Figure record extracts:
- - - - -

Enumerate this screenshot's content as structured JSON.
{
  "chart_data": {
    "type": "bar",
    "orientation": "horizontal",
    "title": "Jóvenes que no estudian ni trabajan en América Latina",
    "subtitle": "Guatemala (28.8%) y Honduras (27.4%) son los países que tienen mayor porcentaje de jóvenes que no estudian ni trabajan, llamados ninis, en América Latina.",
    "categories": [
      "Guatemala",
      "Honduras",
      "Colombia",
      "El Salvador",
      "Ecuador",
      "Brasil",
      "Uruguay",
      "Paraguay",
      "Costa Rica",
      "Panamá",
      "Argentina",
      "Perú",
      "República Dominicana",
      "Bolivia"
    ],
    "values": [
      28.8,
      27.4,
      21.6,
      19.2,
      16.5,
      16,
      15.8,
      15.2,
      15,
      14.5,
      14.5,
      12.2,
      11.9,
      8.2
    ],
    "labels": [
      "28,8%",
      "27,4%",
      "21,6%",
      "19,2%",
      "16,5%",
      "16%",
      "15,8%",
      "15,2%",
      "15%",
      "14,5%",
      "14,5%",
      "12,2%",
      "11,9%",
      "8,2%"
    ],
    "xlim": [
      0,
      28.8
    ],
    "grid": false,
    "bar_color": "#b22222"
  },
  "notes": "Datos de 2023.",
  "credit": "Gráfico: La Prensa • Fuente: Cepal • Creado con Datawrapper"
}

- - - - -

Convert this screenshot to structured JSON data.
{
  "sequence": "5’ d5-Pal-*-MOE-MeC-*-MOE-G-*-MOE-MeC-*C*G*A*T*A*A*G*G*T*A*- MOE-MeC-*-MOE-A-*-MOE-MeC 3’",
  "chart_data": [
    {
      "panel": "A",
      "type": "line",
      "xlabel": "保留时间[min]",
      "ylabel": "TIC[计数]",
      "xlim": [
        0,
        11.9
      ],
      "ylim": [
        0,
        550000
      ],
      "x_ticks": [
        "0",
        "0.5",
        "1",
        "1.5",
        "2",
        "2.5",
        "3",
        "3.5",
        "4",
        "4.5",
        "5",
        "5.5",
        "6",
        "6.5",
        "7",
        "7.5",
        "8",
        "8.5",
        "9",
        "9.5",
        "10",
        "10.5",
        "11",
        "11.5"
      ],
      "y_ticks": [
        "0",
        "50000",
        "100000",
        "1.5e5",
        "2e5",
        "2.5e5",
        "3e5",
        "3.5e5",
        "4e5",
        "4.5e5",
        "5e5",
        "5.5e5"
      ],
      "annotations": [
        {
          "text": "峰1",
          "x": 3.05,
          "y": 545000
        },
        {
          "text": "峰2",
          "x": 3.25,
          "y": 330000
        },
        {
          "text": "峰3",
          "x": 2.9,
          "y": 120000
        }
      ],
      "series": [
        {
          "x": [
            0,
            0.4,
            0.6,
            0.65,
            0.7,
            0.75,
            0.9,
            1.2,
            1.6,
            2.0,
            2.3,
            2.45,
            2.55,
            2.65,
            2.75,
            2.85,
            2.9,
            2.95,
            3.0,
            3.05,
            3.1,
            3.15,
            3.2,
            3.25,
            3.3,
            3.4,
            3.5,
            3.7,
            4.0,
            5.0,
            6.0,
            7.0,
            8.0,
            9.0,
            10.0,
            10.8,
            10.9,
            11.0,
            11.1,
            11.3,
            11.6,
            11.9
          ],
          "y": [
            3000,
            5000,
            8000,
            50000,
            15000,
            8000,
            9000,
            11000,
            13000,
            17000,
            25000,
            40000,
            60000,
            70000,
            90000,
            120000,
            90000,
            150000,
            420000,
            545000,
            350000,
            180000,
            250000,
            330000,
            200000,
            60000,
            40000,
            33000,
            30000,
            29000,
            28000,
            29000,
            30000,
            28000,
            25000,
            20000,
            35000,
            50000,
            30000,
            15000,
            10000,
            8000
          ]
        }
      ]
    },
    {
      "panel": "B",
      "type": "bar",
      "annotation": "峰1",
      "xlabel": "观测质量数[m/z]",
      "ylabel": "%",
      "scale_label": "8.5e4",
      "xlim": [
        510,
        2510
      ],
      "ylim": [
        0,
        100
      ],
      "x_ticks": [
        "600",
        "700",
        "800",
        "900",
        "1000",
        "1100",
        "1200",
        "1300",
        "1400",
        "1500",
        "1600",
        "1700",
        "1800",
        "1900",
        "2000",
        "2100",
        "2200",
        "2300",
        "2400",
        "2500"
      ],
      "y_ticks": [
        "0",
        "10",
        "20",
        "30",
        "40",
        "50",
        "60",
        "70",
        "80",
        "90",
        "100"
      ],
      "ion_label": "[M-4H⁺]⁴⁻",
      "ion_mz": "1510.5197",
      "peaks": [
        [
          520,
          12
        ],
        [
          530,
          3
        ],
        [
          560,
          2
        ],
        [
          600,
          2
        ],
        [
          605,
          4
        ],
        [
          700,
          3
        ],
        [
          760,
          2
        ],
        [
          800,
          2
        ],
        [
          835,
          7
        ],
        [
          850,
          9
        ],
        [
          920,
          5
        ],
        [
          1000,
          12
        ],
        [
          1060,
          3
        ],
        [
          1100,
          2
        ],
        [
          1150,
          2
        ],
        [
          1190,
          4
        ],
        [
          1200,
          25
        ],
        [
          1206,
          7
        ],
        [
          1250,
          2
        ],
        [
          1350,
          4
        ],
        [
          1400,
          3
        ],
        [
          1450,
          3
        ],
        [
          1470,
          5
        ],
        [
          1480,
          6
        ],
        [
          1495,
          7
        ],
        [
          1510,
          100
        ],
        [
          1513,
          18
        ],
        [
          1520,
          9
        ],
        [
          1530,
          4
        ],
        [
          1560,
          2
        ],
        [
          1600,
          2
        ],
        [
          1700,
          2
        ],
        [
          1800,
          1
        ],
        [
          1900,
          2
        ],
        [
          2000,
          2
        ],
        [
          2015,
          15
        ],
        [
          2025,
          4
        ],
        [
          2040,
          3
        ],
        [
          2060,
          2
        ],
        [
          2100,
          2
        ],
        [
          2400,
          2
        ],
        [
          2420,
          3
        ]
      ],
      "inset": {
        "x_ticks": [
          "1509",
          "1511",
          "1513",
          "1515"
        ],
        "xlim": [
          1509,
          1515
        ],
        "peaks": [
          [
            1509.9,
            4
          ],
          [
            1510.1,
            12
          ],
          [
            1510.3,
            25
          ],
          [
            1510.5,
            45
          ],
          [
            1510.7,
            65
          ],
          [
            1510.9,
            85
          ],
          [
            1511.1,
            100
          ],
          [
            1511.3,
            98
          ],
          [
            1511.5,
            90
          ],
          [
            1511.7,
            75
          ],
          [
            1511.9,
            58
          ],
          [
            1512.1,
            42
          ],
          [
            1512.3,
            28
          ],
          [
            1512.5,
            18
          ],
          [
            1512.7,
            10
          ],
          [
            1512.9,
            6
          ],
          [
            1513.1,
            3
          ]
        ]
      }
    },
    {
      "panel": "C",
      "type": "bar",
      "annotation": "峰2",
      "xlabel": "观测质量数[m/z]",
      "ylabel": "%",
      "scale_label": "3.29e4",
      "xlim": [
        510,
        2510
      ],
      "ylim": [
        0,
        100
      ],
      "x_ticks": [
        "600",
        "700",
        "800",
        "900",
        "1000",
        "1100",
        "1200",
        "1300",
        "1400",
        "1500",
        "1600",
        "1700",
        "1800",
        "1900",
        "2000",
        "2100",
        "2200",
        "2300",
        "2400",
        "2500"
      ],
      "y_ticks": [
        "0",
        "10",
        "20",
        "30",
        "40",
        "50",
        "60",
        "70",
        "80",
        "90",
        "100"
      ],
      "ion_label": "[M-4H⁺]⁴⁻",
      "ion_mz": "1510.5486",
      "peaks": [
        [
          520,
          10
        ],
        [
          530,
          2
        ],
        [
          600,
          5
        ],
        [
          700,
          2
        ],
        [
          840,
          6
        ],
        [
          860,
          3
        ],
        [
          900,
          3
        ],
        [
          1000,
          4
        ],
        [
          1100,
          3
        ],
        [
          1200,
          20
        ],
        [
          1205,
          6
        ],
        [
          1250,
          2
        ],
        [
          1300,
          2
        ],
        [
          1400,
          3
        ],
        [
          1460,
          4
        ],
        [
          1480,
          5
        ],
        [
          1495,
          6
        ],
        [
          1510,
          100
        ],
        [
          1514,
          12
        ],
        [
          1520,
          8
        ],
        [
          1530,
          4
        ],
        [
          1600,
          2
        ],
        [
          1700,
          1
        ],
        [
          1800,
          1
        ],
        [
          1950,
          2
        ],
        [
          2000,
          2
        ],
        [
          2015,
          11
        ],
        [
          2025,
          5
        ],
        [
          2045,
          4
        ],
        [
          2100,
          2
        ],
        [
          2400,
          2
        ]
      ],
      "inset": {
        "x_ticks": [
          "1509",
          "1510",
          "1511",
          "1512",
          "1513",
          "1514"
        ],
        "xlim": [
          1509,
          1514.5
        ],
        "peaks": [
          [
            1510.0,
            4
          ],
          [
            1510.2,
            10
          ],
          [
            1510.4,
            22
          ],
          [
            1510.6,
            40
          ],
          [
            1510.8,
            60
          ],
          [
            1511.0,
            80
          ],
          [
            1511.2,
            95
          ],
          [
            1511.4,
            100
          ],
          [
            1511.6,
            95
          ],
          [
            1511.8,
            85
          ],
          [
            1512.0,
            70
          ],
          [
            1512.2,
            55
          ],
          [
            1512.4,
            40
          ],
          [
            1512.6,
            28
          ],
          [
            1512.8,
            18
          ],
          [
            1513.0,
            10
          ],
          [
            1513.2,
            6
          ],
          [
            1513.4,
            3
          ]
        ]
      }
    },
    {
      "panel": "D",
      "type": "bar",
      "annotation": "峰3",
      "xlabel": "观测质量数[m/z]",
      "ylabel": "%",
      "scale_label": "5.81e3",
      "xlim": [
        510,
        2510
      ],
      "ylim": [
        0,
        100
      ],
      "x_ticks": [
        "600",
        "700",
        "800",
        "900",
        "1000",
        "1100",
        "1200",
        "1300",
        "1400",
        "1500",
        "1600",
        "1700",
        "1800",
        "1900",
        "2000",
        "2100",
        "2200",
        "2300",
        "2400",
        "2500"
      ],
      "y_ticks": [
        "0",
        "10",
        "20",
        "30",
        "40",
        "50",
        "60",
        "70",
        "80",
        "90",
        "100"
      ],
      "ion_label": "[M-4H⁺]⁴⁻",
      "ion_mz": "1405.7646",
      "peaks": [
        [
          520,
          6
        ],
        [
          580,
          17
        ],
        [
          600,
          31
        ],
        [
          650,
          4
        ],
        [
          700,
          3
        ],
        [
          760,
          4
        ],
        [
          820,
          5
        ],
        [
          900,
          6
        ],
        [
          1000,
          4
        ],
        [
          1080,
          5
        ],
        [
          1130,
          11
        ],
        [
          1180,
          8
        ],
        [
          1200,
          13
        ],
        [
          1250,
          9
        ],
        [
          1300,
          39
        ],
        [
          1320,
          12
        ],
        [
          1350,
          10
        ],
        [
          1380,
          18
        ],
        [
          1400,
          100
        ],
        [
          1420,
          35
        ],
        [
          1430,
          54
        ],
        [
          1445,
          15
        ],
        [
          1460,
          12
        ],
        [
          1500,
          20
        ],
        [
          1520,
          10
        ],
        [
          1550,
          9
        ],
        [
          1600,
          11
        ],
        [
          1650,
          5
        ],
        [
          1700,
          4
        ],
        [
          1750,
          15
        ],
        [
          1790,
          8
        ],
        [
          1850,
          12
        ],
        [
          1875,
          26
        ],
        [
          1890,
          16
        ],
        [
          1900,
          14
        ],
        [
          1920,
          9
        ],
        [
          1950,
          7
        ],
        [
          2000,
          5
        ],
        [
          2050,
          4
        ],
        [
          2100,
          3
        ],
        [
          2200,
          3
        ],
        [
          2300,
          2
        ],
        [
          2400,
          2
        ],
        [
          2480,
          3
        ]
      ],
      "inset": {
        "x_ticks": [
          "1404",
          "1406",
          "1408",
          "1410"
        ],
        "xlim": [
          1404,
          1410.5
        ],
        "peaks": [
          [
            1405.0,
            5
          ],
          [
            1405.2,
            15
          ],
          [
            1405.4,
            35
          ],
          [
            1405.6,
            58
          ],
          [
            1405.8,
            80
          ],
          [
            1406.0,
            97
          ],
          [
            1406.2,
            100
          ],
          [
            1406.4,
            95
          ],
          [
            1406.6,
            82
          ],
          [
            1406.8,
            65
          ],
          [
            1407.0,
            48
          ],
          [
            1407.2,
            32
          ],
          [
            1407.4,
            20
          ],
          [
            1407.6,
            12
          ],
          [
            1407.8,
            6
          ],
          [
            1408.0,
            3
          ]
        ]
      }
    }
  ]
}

- - - - -

YOUR OBJECTIVE: Pull out each line containing the word "Honduras" and copy it.

WRITTEN RESPONSE:
    "subtitle": "Guatemala (28.8%) y Honduras (27.4%) son los países que tienen mayor porcentaje de jóvenes que no estudian ni trabajan, llamados ninis, en América Latina.",
      "Honduras",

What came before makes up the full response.